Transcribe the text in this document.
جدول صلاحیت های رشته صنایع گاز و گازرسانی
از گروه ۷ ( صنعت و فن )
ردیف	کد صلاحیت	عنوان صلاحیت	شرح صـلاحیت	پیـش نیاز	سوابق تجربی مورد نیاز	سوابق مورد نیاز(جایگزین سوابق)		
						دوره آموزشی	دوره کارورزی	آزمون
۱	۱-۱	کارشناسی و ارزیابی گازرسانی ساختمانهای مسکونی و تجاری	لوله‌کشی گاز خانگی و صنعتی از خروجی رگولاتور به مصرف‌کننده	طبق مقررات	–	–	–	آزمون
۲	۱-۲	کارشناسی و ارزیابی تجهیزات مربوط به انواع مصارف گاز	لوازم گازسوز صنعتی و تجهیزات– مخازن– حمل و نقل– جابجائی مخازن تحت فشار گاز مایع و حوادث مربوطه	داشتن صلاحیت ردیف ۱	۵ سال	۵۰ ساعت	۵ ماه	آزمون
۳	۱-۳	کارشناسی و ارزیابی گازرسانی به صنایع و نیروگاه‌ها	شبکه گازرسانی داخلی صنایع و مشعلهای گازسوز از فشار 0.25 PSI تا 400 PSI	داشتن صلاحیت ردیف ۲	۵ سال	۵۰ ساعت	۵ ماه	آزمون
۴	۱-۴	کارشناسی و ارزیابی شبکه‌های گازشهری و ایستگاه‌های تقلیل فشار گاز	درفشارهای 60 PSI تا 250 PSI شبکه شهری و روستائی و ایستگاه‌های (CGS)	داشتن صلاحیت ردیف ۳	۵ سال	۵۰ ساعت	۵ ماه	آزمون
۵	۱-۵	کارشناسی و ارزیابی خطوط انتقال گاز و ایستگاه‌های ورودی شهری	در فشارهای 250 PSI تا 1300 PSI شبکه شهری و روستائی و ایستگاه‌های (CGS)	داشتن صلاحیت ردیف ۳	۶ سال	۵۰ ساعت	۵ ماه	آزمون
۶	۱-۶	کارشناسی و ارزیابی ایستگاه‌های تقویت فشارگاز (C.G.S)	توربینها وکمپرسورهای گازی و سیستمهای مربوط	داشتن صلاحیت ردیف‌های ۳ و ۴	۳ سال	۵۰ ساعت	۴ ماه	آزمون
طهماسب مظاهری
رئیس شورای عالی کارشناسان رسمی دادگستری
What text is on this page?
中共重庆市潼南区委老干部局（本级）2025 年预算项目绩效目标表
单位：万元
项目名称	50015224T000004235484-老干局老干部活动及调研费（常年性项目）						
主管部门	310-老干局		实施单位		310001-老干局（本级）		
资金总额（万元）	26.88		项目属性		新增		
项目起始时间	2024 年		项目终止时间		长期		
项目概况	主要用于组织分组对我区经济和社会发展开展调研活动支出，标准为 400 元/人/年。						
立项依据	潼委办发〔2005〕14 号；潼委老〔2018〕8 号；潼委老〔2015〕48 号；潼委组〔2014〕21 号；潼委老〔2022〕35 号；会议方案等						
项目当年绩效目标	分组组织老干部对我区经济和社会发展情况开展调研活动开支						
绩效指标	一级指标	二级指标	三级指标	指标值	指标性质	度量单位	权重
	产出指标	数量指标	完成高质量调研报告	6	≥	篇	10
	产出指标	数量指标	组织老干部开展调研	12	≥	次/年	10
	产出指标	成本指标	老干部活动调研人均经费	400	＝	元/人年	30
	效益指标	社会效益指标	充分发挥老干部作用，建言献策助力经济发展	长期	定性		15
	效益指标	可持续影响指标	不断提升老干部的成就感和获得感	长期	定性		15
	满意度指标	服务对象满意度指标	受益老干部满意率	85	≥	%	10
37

§ **What is expected**
Output the data above exactly, please, line for line.

§ **Exercise result**
Transcribe the text in this document.
جدول صلاحیت های رشته صنایع گاز و گازرسانی
از گروه ۷ ( صنعت و فن )
ردیف	کد صلاحیت	عنوان صلاحیت	شرح صـلاحیت	پیـش نیاز	سوابق تجربی مورد نیاز	سوابق مورد نیاز(جایگزین سوابق)		
						دوره آموزشی	دوره کارورزی	آزمون
۱	۱-۱	کارشناسی و ارزیابی گازرسانی ساختمانهای مسکونی و تجاری	لوله‌کشی گاز خانگی و صنعتی از خروجی رگولاتور به مصرف‌کننده	طبق مقررات	–	–	–	آزمون
۲	۱-۲	کارشناسی و ارزیابی تجهیزات مربوط به انواع مصارف گاز	لوازم گازسوز صنعتی و تجهیزات– مخازن– حمل و نقل– جابجائی مخازن تحت فشار گاز مایع و حوادث مربوطه	داشتن صلاحیت ردیف ۱	۵ سال	۵۰ ساعت	۵ ماه	آزمون
۳	۱-۳	کارشناسی و ارزیابی گازرسانی به صنایع و نیروگاه‌ها	شبکه گازرسانی داخلی صنایع و مشعلهای گازسوز از فشار 0.25 PSI تا 400 PSI	داشتن صلاحیت ردیف ۲	۵ سال	۵۰ ساعت	۵ ماه	آزمون
۴	۱-۴	کارشناسی و ارزیابی شبکه‌های گازشهری و ایستگاه‌های تقلیل فشار گاز	درفشارهای 60 PSI تا 250 PSI شبکه شهری و روستائی و ایستگاه‌های (CGS)	داشتن صلاحیت ردیف ۳	۵ سال	۵۰ ساعت	۵ ماه	آزمون
۵	۱-۵	کارشناسی و ارزیابی خطوط انتقال گاز و ایستگاه‌های ورودی شهری	در فشارهای 250 PSI تا 1300 PSI شبکه شهری و روستائی و ایستگاه‌های (CGS)	داشتن صلاحیت ردیف ۳	۶ سال	۵۰ ساعت	۵ ماه	آزمون
۶	۱-۶	کارشناسی و ارزیابی ایستگاه‌های تقویت فشارگاز (C.G.S)	توربینها وکمپرسورهای گازی و سیستمهای مربوط	داشتن صلاحیت ردیف‌های ۳ و ۴	۳ سال	۵۰ ساعت	۴ ماه	آزمون
طهماسب مظاهری
رئیس شورای عالی کارشناسان رسمی دادگستری
What text is on this page?
中共重庆市潼南区委老干部局（本级）2025 年预算项目绩效目标表
单位：万元
项目名称	50015224T000004235484-老干局老干部活动及调研费（常年性项目）						
主管部门	310-老干局		实施单位		310001-老干局（本级）		
资金总额（万元）	26.88		项目属性		新增		
项目起始时间	2024 年		项目终止时间		长期		
项目概况	主要用于组织分组对我区经济和社会发展开展调研活动支出，标准为 400 元/人/年。						
立项依据	潼委办发〔2005〕14 号；潼委老〔2018〕8 号；潼委老〔2015〕48 号；潼委组〔2014〕21 号；潼委老〔2022〕35 号；会议方案等						
项目当年绩效目标	分组组织老干部对我区经济和社会发展情况开展调研活动开支						
绩效指标	一级指标	二级指标	三级指标	指标值	指标性质	度量单位	权重
	产出指标	数量指标	完成高质量调研报告	6	≥	篇	10
	产出指标	数量指标	组织老干部开展调研	12	≥	次/年	10
	产出指标	成本指标	老干部活动调研人均经费	400	＝	元/人年	30
	效益指标	社会效益指标	充分发挥老干部作用，建言献策助力经济发展	长期	定性		15
	效益指标	可持续影响指标	不断提升老干部的成就感和获得感	长期	定性		15
	满意度指标	服务对象满意度指标	受益老干部满意率	85	≥	%	10
37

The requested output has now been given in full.